Collection entries

--------

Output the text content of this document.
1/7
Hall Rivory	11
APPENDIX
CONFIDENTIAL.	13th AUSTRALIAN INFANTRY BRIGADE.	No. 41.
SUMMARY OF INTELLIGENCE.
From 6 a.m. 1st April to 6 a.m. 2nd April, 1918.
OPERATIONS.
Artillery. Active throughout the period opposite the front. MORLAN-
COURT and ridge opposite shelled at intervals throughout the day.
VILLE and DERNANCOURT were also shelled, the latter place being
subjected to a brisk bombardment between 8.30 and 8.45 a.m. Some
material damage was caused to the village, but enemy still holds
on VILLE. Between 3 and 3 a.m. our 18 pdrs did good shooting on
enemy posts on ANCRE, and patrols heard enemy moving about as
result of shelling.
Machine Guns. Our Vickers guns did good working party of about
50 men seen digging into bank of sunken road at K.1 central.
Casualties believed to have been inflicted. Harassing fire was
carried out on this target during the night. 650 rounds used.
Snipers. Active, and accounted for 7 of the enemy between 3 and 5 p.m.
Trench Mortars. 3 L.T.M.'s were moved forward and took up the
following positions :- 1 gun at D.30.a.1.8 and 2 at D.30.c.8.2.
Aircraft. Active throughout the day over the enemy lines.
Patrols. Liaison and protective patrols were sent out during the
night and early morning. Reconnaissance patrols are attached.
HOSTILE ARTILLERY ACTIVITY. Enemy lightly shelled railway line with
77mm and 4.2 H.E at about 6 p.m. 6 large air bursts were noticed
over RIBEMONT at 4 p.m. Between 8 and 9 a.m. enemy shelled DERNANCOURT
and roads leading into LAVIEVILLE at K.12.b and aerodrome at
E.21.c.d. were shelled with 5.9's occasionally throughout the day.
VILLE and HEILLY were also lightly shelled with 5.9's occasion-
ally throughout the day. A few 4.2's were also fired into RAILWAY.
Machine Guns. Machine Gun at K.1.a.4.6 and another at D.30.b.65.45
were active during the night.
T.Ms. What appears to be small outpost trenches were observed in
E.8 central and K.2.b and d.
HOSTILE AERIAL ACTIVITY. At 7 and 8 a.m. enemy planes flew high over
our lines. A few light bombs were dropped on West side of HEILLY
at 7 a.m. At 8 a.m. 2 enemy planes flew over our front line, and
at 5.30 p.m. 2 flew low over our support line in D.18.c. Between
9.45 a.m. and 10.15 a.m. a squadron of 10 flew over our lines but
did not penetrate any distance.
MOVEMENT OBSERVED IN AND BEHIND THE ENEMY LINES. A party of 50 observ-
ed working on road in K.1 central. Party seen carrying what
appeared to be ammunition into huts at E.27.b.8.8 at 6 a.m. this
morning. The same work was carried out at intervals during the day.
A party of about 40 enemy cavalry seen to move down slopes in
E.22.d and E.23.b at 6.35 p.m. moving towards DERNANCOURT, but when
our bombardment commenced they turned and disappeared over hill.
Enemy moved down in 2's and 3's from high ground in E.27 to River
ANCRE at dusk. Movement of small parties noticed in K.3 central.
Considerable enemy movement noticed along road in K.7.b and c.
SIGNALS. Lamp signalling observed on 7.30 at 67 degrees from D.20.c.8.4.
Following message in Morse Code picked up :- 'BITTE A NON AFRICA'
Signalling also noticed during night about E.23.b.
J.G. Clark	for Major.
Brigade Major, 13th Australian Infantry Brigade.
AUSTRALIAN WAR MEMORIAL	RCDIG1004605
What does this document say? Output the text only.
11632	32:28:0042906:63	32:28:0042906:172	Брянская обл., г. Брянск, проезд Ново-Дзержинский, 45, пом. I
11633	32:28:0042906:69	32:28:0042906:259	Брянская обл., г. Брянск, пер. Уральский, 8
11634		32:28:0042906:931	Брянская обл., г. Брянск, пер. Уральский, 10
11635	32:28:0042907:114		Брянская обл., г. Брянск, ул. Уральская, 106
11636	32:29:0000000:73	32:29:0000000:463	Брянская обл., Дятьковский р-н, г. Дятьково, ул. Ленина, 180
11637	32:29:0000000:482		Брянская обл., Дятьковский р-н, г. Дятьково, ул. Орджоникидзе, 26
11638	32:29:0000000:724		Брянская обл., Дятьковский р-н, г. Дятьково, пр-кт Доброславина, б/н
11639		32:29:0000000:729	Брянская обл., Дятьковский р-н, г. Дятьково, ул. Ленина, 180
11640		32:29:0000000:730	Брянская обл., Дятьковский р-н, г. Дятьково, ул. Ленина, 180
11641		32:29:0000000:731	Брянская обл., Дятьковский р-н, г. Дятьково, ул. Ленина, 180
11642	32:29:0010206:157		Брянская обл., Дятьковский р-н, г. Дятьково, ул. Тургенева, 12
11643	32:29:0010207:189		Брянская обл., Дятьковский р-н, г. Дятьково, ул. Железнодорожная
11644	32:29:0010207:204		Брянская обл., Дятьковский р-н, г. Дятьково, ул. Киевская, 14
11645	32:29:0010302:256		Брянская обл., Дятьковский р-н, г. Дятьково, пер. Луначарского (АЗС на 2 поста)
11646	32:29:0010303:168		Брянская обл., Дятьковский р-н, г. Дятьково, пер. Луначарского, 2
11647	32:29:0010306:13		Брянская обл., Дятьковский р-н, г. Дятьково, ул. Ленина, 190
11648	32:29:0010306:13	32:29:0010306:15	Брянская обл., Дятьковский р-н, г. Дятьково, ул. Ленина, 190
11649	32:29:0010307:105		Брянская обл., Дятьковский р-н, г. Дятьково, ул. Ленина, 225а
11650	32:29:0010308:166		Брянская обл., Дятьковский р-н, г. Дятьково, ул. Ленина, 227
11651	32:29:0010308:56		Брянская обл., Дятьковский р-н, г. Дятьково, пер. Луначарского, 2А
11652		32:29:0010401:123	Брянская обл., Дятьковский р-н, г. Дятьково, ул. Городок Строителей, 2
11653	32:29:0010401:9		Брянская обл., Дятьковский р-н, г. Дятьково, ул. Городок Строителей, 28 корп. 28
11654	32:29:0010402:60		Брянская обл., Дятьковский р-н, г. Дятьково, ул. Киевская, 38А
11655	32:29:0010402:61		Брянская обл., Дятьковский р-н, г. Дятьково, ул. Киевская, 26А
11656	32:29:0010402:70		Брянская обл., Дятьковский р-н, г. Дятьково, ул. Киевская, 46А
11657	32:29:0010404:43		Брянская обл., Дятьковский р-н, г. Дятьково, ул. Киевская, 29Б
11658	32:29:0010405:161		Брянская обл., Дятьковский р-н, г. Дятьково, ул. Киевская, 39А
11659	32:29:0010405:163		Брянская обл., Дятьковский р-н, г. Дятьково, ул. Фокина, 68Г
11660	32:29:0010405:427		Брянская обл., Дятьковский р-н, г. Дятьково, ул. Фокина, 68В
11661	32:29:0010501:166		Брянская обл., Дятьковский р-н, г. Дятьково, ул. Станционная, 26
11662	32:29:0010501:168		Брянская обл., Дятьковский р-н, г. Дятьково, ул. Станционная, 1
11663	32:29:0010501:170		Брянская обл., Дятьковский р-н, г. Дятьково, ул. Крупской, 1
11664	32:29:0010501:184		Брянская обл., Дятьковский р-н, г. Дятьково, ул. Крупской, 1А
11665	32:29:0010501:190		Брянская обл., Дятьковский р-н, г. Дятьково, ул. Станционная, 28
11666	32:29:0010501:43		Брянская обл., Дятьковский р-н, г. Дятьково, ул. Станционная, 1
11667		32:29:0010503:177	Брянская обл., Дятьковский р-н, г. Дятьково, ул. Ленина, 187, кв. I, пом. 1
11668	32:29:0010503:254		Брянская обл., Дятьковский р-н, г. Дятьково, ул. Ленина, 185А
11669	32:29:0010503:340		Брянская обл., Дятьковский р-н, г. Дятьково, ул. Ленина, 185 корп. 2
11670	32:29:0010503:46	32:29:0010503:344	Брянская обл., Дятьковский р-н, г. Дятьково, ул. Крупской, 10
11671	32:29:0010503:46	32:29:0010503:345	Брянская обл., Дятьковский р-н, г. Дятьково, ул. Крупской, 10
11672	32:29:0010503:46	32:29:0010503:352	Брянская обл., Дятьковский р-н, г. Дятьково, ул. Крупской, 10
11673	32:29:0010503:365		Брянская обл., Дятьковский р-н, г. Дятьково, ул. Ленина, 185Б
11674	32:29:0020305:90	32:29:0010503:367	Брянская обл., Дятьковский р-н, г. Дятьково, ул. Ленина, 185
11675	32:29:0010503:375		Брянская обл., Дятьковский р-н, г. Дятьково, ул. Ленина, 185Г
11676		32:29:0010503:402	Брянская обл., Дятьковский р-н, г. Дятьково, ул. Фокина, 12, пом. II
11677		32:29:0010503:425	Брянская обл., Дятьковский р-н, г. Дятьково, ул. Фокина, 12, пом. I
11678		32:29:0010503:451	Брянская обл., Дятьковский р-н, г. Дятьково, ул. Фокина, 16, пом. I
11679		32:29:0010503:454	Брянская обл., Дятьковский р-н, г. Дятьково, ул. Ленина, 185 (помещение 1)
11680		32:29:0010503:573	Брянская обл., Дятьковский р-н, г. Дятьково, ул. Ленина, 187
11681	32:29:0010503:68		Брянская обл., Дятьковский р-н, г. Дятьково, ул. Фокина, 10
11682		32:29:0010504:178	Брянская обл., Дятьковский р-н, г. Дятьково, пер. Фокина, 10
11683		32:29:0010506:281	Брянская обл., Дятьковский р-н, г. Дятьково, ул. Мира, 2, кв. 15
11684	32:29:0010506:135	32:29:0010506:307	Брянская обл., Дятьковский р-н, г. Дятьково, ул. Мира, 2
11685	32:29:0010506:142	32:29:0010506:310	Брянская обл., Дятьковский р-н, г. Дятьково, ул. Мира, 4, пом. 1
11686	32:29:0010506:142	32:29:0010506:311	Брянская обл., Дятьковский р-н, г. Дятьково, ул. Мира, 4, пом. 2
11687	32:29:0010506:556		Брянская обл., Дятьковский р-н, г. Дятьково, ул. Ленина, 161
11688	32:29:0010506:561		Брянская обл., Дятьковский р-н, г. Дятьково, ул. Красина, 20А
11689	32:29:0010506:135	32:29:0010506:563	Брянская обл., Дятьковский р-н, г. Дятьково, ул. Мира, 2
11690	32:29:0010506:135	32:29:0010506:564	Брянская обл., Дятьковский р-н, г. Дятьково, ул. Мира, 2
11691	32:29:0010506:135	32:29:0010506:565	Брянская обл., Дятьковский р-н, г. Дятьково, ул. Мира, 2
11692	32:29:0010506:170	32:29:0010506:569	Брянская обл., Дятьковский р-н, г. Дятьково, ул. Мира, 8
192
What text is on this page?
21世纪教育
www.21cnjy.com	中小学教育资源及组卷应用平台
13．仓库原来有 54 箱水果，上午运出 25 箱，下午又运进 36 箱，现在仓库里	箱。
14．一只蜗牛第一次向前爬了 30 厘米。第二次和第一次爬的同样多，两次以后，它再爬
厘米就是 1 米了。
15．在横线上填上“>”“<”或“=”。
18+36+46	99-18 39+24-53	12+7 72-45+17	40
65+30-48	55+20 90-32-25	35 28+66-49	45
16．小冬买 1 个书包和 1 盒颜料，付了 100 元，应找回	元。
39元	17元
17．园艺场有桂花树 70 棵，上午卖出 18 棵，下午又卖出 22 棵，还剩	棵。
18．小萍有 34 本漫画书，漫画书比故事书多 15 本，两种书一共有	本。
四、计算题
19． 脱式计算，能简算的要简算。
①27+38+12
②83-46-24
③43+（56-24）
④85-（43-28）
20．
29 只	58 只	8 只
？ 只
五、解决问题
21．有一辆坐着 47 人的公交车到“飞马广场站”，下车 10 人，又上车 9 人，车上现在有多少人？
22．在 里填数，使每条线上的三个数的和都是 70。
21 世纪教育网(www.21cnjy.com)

--------

Report the number of lines in the listing that include the string "over"; give nothing but the number.

7